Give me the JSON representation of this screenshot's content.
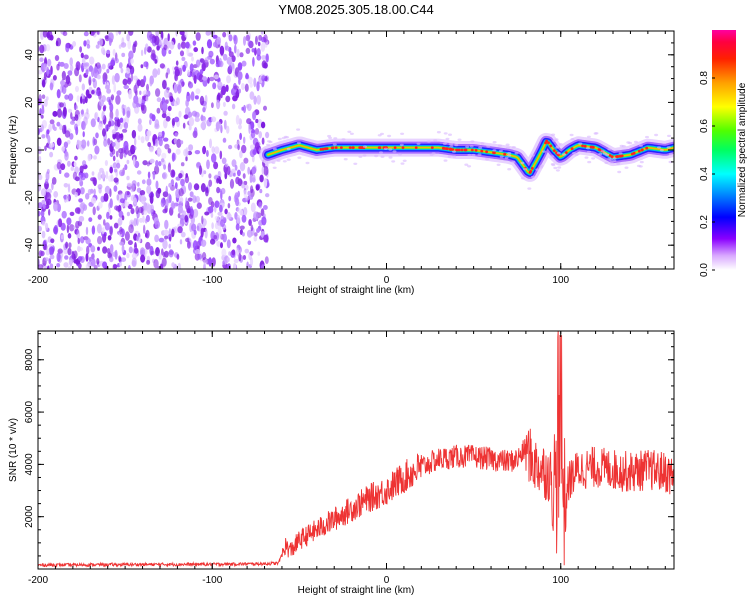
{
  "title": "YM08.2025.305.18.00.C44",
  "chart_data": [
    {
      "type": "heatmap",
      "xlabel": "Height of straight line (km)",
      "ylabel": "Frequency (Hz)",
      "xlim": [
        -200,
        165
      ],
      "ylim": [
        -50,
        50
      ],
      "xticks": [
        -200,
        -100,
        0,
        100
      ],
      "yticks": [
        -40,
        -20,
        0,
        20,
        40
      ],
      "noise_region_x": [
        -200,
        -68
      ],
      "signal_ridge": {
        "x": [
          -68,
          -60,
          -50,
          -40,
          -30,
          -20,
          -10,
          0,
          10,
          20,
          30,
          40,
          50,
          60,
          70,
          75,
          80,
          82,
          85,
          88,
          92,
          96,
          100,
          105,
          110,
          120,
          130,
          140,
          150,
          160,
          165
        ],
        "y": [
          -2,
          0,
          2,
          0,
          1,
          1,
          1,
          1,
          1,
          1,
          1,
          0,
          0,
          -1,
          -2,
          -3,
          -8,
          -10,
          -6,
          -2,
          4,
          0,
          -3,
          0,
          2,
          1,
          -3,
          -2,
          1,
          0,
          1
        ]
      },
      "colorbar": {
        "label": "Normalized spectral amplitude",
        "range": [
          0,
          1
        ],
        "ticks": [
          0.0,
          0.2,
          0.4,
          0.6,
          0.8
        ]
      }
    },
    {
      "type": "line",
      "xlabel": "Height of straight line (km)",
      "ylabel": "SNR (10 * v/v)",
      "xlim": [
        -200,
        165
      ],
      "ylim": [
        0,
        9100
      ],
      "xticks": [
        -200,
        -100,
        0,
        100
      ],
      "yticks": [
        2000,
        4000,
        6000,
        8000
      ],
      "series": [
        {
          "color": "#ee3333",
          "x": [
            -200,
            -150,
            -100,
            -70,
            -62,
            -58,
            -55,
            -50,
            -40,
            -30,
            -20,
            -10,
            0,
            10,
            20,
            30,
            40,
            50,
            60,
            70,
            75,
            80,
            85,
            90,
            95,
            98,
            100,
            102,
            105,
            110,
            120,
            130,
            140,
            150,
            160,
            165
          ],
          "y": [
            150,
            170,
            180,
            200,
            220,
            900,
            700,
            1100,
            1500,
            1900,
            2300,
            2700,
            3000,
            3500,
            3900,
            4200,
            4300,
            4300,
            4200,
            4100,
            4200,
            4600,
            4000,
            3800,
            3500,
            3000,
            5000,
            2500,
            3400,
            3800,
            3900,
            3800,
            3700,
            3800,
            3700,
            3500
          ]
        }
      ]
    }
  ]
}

-*-

§ SHORT TASK: Which lines contain the word "ylabel"? Copy each of them.

§ THE RESPONSE:
      "ylabel": "Frequency (Hz)",
      "ylabel": "SNR (10 * v/v)",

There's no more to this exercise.